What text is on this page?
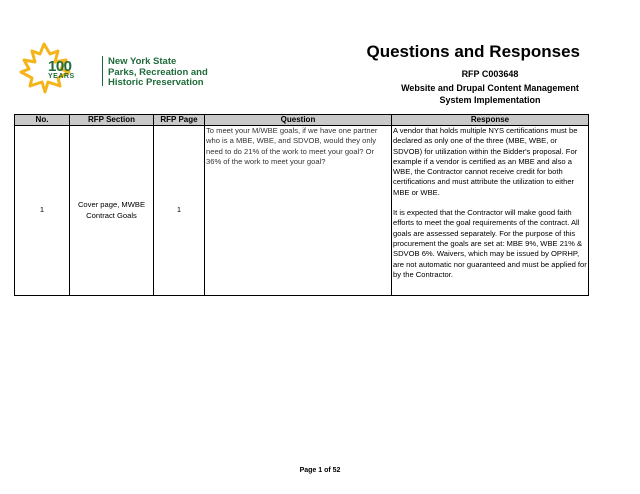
100
YEARS
New York State
Parks, Recreation and
Historic Preservation
Questions and Responses
RFP C003648
Website and Drupal Content Management
System Implementation
No.	RFP Section	RFP Page	Question	Response
1	Cover page, MWBE Contract Goals	1	To meet your M/WBE goals, if we have one partner who is a MBE, WBE, and SDVOB, would they only need to do 21% of the work to meet your goal? Or 36% of the work to meet your goal?	A vendor that holds multiple NYS certifications must be declared as only one of the three (MBE, WBE, or SDVOB) for utilization within the Bidder's proposal. For example if a vendor is certified as an MBE and also a WBE, the Contractor cannot receive credit for both certifications and must attribute the utilization to either MBE or WBE.

It is expected that the Contractor will make good faith efforts to meet the goal requirements of the contract. All goals are assessed separately. For the purpose of this procurement the goals are set at: MBE 9%, WBE 21% & SDVOB 6%. Waivers, which may be issued by OPRHP, are not automatic nor guaranteed and must be applied for by the Contractor.

Page 1 of 52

---

What you have to do
Write every record out again exactly; no pictures belong in the copy.

Response below
What text is on this page?
100
YEARS
New York State
Parks, Recreation and
Historic Preservation
Questions and Responses
RFP C003648
Website and Drupal Content Management
System Implementation
No.	RFP Section	RFP Page	Question	Response
1	Cover page, MWBE Contract Goals	1	To meet your M/WBE goals, if we have one partner who is a MBE, WBE, and SDVOB, would they only need to do 21% of the work to meet your goal? Or 36% of the work to meet your goal?	A vendor that holds multiple NYS certifications must be declared as only one of the three (MBE, WBE, or SDVOB) for utilization within the Bidder's proposal. For example if a vendor is certified as an MBE and also a WBE, the Contractor cannot receive credit for both certifications and must attribute the utilization to either MBE or WBE.

It is expected that the Contractor will make good faith efforts to meet the goal requirements of the contract. All goals are assessed separately. For the purpose of this procurement the goals are set at: MBE 9%, WBE 21% & SDVOB 6%. Waivers, which may be issued by OPRHP, are not automatic nor guaranteed and must be applied for by the Contractor.

Page 1 of 52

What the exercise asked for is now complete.